Entries from a visual dataset
/---

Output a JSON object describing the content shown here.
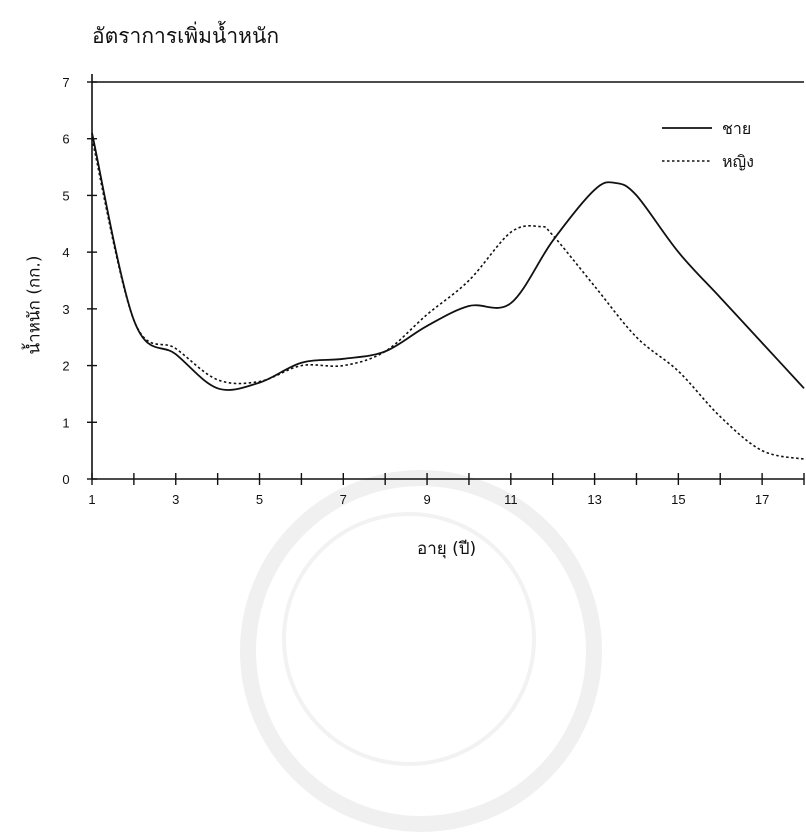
{
  "chart_data": {
    "type": "line",
    "title": "อัตราการเพิ่มน้ำหนัก",
    "xlabel": "อายุ (ปี)",
    "ylabel": "น้ำหนัก (กก.)",
    "xlim": [
      1,
      18
    ],
    "ylim": [
      0,
      7
    ],
    "xticks": [
      1,
      3,
      5,
      7,
      9,
      11,
      13,
      15,
      17
    ],
    "yticks": [
      0,
      1,
      2,
      3,
      4,
      5,
      6,
      7
    ],
    "grid": false,
    "legend_position": "top-right",
    "series": [
      {
        "name": "ชาย",
        "style": "solid",
        "color": "#111111",
        "x": [
          1,
          2,
          3,
          4,
          5,
          6,
          7,
          8,
          9,
          10,
          11,
          12,
          13,
          13.5,
          14,
          15,
          16,
          17,
          18
        ],
        "y": [
          6.1,
          2.8,
          2.2,
          1.6,
          1.7,
          2.05,
          2.12,
          2.25,
          2.7,
          3.05,
          3.1,
          4.2,
          5.1,
          5.22,
          5.0,
          4.0,
          3.2,
          2.4,
          1.6
        ]
      },
      {
        "name": "หญิง",
        "style": "dotted",
        "color": "#111111",
        "x": [
          1,
          2,
          3,
          4,
          5,
          6,
          7,
          8,
          9,
          10,
          11,
          11.7,
          12,
          13,
          14,
          15,
          16,
          17,
          18
        ],
        "y": [
          6.0,
          2.8,
          2.3,
          1.75,
          1.72,
          2.0,
          2.0,
          2.25,
          2.9,
          3.5,
          4.35,
          4.45,
          4.3,
          3.4,
          2.5,
          1.9,
          1.1,
          0.5,
          0.35
        ]
      }
    ]
  }
}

\---

## Problem
In your copy, repeat each record exactly and include no pictures.

## Answer for the task
Output a JSON object describing the content shown here.
{
  "chart_data": {
    "type": "line",
    "title": "อัตราการเพิ่มน้ำหนัก",
    "xlabel": "อายุ (ปี)",
    "ylabel": "น้ำหนัก (กก.)",
    "xlim": [
      1,
      18
    ],
    "ylim": [
      0,
      7
    ],
    "xticks": [
      1,
      3,
      5,
      7,
      9,
      11,
      13,
      15,
      17
    ],
    "yticks": [
      0,
      1,
      2,
      3,
      4,
      5,
      6,
      7
    ],
    "grid": false,
    "legend_position": "top-right",
    "series": [
      {
        "name": "ชาย",
        "style": "solid",
        "color": "#111111",
        "x": [
          1,
          2,
          3,
          4,
          5,
          6,
          7,
          8,
          9,
          10,
          11,
          12,
          13,
          13.5,
          14,
          15,
          16,
          17,
          18
        ],
        "y": [
          6.1,
          2.8,
          2.2,
          1.6,
          1.7,
          2.05,
          2.12,
          2.25,
          2.7,
          3.05,
          3.1,
          4.2,
          5.1,
          5.22,
          5.0,
          4.0,
          3.2,
          2.4,
          1.6
        ]
      },
      {
        "name": "หญิง",
        "style": "dotted",
        "color": "#111111",
        "x": [
          1,
          2,
          3,
          4,
          5,
          6,
          7,
          8,
          9,
          10,
          11,
          11.7,
          12,
          13,
          14,
          15,
          16,
          17,
          18
        ],
        "y": [
          6.0,
          2.8,
          2.3,
          1.75,
          1.72,
          2.0,
          2.0,
          2.25,
          2.9,
          3.5,
          4.35,
          4.45,
          4.3,
          3.4,
          2.5,
          1.9,
          1.1,
          0.5,
          0.35
        ]
      }
    ]
  }
}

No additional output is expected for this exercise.